-- What is expected --
Everything in the listing should be restated word for word.

-- Exercise materials --
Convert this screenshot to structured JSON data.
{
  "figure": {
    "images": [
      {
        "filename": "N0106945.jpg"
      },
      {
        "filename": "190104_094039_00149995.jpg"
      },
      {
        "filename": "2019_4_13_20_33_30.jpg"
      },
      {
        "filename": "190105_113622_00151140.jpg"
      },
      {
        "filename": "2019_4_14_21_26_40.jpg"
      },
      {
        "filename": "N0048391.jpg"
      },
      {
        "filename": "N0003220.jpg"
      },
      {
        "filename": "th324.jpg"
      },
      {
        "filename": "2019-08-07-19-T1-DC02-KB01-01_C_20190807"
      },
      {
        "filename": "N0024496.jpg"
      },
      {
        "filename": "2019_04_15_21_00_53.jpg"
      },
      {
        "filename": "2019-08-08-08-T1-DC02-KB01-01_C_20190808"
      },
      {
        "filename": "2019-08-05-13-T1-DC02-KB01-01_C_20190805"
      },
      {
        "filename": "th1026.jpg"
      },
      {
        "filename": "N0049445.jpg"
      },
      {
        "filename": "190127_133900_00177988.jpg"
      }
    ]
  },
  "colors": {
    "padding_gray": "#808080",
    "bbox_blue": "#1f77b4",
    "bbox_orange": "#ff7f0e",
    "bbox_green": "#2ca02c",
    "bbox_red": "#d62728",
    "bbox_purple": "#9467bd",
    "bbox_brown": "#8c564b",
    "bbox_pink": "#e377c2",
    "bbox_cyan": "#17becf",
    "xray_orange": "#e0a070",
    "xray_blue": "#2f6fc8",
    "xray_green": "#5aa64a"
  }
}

-- Exercise answer --
Convert this screenshot to structured JSON data.
{
  "figure": {
    "images": [
      {
        "filename": "N0106945.jpg"
      },
      {
        "filename": "190104_094039_00149995.jpg"
      },
      {
        "filename": "2019_4_13_20_33_30.jpg"
      },
      {
        "filename": "190105_113622_00151140.jpg"
      },
      {
        "filename": "2019_4_14_21_26_40.jpg"
      },
      {
        "filename": "N0048391.jpg"
      },
      {
        "filename": "N0003220.jpg"
      },
      {
        "filename": "th324.jpg"
      },
      {
        "filename": "2019-08-07-19-T1-DC02-KB01-01_C_20190807"
      },
      {
        "filename": "N0024496.jpg"
      },
      {
        "filename": "2019_04_15_21_00_53.jpg"
      },
      {
        "filename": "2019-08-08-08-T1-DC02-KB01-01_C_20190808"
      },
      {
        "filename": "2019-08-05-13-T1-DC02-KB01-01_C_20190805"
      },
      {
        "filename": "th1026.jpg"
      },
      {
        "filename": "N0049445.jpg"
      },
      {
        "filename": "190127_133900_00177988.jpg"
      }
    ]
  },
  "colors": {
    "padding_gray": "#808080",
    "bbox_blue": "#1f77b4",
    "bbox_orange": "#ff7f0e",
    "bbox_green": "#2ca02c",
    "bbox_red": "#d62728",
    "bbox_purple": "#9467bd",
    "bbox_brown": "#8c564b",
    "bbox_pink": "#e377c2",
    "bbox_cyan": "#17becf",
    "xray_orange": "#e0a070",
    "xray_blue": "#2f6fc8",
    "xray_green": "#5aa64a"
  }
}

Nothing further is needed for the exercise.